EXERCISE OBJECTIVE - Which lines include the word "Endorsement"? Copy each of them.

DATA PROVIDED -
──────────────────────────────

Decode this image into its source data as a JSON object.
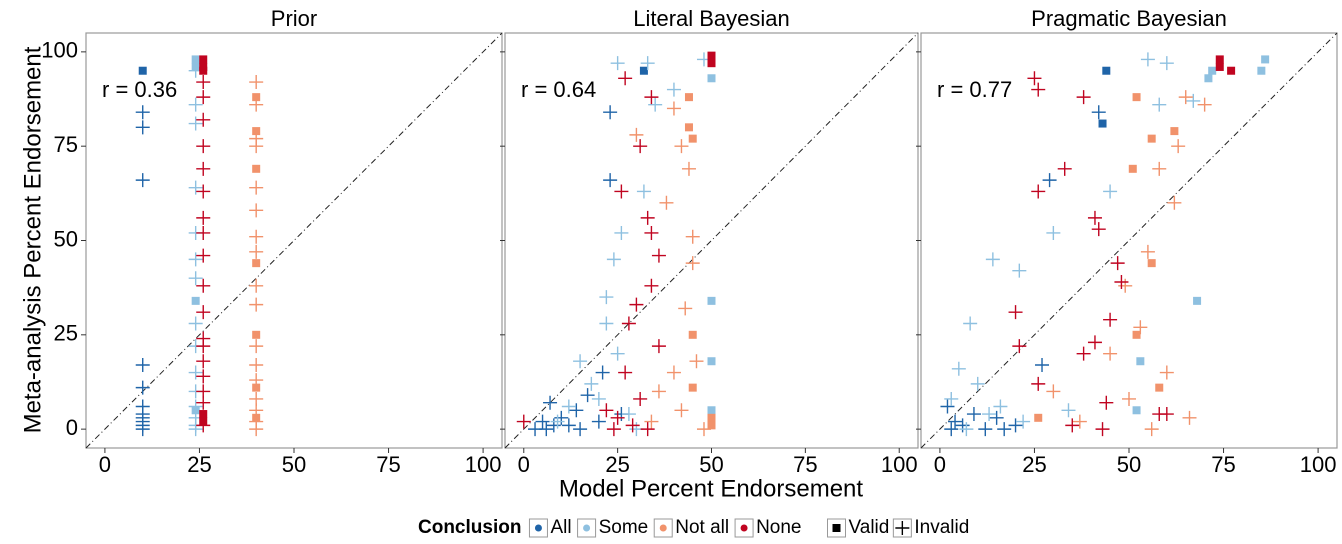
{
  "chart_data": [
    {
      "type": "scatter",
      "title": "Prior",
      "annotation": "r = 0.36",
      "xlim": [
        -5,
        105
      ],
      "ylim": [
        -5,
        105
      ],
      "xticks": [
        0,
        25,
        50,
        75,
        100
      ],
      "yticks": [
        0,
        25,
        50,
        75,
        100
      ],
      "series": [
        {
          "conclusion": "All",
          "validity": "Valid",
          "x": [
            10
          ],
          "y": [
            95
          ]
        },
        {
          "conclusion": "All",
          "validity": "Invalid",
          "x": [
            10,
            10,
            10,
            10,
            10,
            10,
            10,
            10,
            10,
            10,
            10
          ],
          "y": [
            84,
            80,
            66,
            17,
            11,
            6,
            4,
            3,
            2,
            1,
            0
          ]
        },
        {
          "conclusion": "Some",
          "validity": "Valid",
          "x": [
            24,
            24,
            24,
            24
          ],
          "y": [
            98,
            96,
            34,
            5
          ]
        },
        {
          "conclusion": "Some",
          "validity": "Invalid",
          "x": [
            24,
            24,
            24,
            24,
            24,
            24,
            24,
            24,
            24,
            24,
            24,
            24,
            24,
            24,
            24
          ],
          "y": [
            95,
            86,
            81,
            64,
            52,
            45,
            40,
            28,
            22,
            15,
            10,
            6,
            3,
            1,
            0
          ]
        },
        {
          "conclusion": "Not all",
          "validity": "Valid",
          "x": [
            40,
            40,
            40,
            40,
            40,
            40,
            40
          ],
          "y": [
            88,
            79,
            69,
            44,
            25,
            11,
            3
          ]
        },
        {
          "conclusion": "Not all",
          "validity": "Invalid",
          "x": [
            40,
            40,
            40,
            40,
            40,
            40,
            40,
            40,
            40,
            40,
            40,
            40,
            40,
            40,
            40,
            40,
            40
          ],
          "y": [
            92,
            86,
            77,
            75,
            64,
            58,
            51,
            47,
            38,
            33,
            22,
            17,
            13,
            8,
            5,
            2,
            0
          ]
        },
        {
          "conclusion": "None",
          "validity": "Valid",
          "x": [
            26,
            26,
            26,
            26,
            26
          ],
          "y": [
            98,
            96,
            95,
            4,
            2
          ]
        },
        {
          "conclusion": "None",
          "validity": "Invalid",
          "x": [
            26,
            26,
            26,
            26,
            26,
            26,
            26,
            26,
            26,
            26,
            26,
            26,
            26,
            26,
            26,
            26,
            26,
            26
          ],
          "y": [
            92,
            88,
            82,
            75,
            69,
            63,
            56,
            52,
            46,
            38,
            31,
            24,
            22,
            18,
            14,
            10,
            7,
            1
          ]
        }
      ]
    },
    {
      "type": "scatter",
      "title": "Literal Bayesian",
      "annotation": "r = 0.64",
      "xlim": [
        -5,
        105
      ],
      "ylim": [
        -5,
        105
      ],
      "xticks": [
        0,
        25,
        50,
        75,
        100
      ],
      "yticks": [
        0,
        25,
        50,
        75,
        100
      ],
      "series": [
        {
          "conclusion": "All",
          "validity": "Valid",
          "x": [
            32
          ],
          "y": [
            95
          ]
        },
        {
          "conclusion": "All",
          "validity": "Invalid",
          "x": [
            23,
            23,
            5,
            7,
            10,
            12,
            14,
            17,
            20,
            8,
            3,
            15,
            21,
            26,
            6
          ],
          "y": [
            84,
            66,
            2,
            7,
            3,
            1,
            5,
            9,
            2,
            1,
            0,
            0,
            15,
            4,
            0
          ]
        },
        {
          "conclusion": "Some",
          "validity": "Valid",
          "x": [
            50,
            50,
            50,
            50,
            50
          ],
          "y": [
            98,
            93,
            34,
            18,
            5
          ]
        },
        {
          "conclusion": "Some",
          "validity": "Invalid",
          "x": [
            25,
            33,
            35,
            22,
            24,
            26,
            22,
            15,
            18,
            20,
            12,
            28,
            30,
            9,
            25,
            32,
            40,
            48
          ],
          "y": [
            97,
            97,
            86,
            28,
            45,
            52,
            35,
            18,
            12,
            8,
            6,
            4,
            0,
            2,
            20,
            63,
            90,
            98
          ]
        },
        {
          "conclusion": "Not all",
          "validity": "Valid",
          "x": [
            44,
            44,
            45,
            50,
            50,
            45,
            45
          ],
          "y": [
            88,
            80,
            77,
            3,
            1,
            25,
            11
          ]
        },
        {
          "conclusion": "Not all",
          "validity": "Invalid",
          "x": [
            40,
            42,
            44,
            45,
            45,
            38,
            46,
            40,
            36,
            42,
            34,
            48,
            43,
            30
          ],
          "y": [
            85,
            75,
            69,
            51,
            44,
            60,
            18,
            15,
            10,
            5,
            2,
            0,
            32,
            78
          ]
        },
        {
          "conclusion": "None",
          "validity": "Valid",
          "x": [
            50,
            50
          ],
          "y": [
            99,
            97
          ]
        },
        {
          "conclusion": "None",
          "validity": "Invalid",
          "x": [
            27,
            34,
            31,
            26,
            33,
            34,
            36,
            34,
            30,
            28,
            36,
            27,
            31,
            25,
            29,
            33,
            0,
            24,
            22
          ],
          "y": [
            93,
            88,
            75,
            63,
            56,
            52,
            46,
            38,
            33,
            28,
            22,
            15,
            8,
            3,
            1,
            0,
            2,
            0,
            5
          ]
        }
      ]
    },
    {
      "type": "scatter",
      "title": "Pragmatic Bayesian",
      "annotation": "r = 0.77",
      "xlim": [
        -5,
        105
      ],
      "ylim": [
        -5,
        105
      ],
      "xticks": [
        0,
        25,
        50,
        75,
        100
      ],
      "yticks": [
        0,
        25,
        50,
        75,
        100
      ],
      "series": [
        {
          "conclusion": "All",
          "validity": "Valid",
          "x": [
            44,
            43
          ],
          "y": [
            95,
            81
          ]
        },
        {
          "conclusion": "All",
          "validity": "Invalid",
          "x": [
            2,
            4,
            6,
            9,
            12,
            15,
            17,
            27,
            29,
            42,
            3,
            20
          ],
          "y": [
            6,
            2,
            1,
            4,
            0,
            3,
            0,
            17,
            66,
            84,
            0,
            1
          ]
        },
        {
          "conclusion": "Some",
          "validity": "Valid",
          "x": [
            86,
            85,
            72,
            71,
            68,
            53,
            52
          ],
          "y": [
            98,
            95,
            95,
            93,
            34,
            18,
            5
          ]
        },
        {
          "conclusion": "Some",
          "validity": "Invalid",
          "x": [
            55,
            60,
            30,
            14,
            21,
            8,
            5,
            10,
            3,
            16,
            13,
            22,
            7,
            58,
            67,
            45,
            34
          ],
          "y": [
            98,
            97,
            52,
            45,
            42,
            28,
            16,
            12,
            8,
            6,
            4,
            2,
            0,
            86,
            87,
            63,
            5
          ]
        },
        {
          "conclusion": "Not all",
          "validity": "Valid",
          "x": [
            52,
            62,
            56,
            51,
            56,
            52,
            58,
            26
          ],
          "y": [
            88,
            79,
            77,
            69,
            44,
            25,
            11,
            3
          ]
        },
        {
          "conclusion": "Not all",
          "validity": "Invalid",
          "x": [
            65,
            70,
            63,
            58,
            62,
            55,
            49,
            53,
            45,
            60,
            50,
            66,
            56,
            37,
            30
          ],
          "y": [
            88,
            86,
            75,
            69,
            60,
            47,
            38,
            27,
            20,
            15,
            8,
            3,
            0,
            2,
            10
          ]
        },
        {
          "conclusion": "None",
          "validity": "Valid",
          "x": [
            74,
            74,
            77
          ],
          "y": [
            98,
            96,
            95
          ]
        },
        {
          "conclusion": "None",
          "validity": "Invalid",
          "x": [
            25,
            26,
            38,
            33,
            26,
            41,
            42,
            47,
            48,
            45,
            41,
            20,
            21,
            38,
            26,
            44,
            58,
            60,
            35,
            43
          ],
          "y": [
            93,
            90,
            88,
            69,
            63,
            56,
            53,
            44,
            39,
            29,
            23,
            31,
            22,
            20,
            12,
            7,
            4,
            4,
            1,
            0
          ]
        }
      ]
    }
  ],
  "x_label": "Model Percent Endorsement",
  "y_label": "Meta-analysis Percent Endorsement",
  "legend": {
    "title": "Conclusion",
    "conclusions": [
      {
        "name": "All",
        "color": "#1f64a8"
      },
      {
        "name": "Some",
        "color": "#8ec0e0"
      },
      {
        "name": "Not all",
        "color": "#f1926b"
      },
      {
        "name": "None",
        "color": "#c00420"
      }
    ],
    "validity": [
      {
        "name": "Valid",
        "marker": "square"
      },
      {
        "name": "Invalid",
        "marker": "plus"
      }
    ]
  }
}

──────────────────────────────

SOLUTION BELOW -
  "x_label": "Model Percent Endorsement",
  "y_label": "Meta-analysis Percent Endorsement",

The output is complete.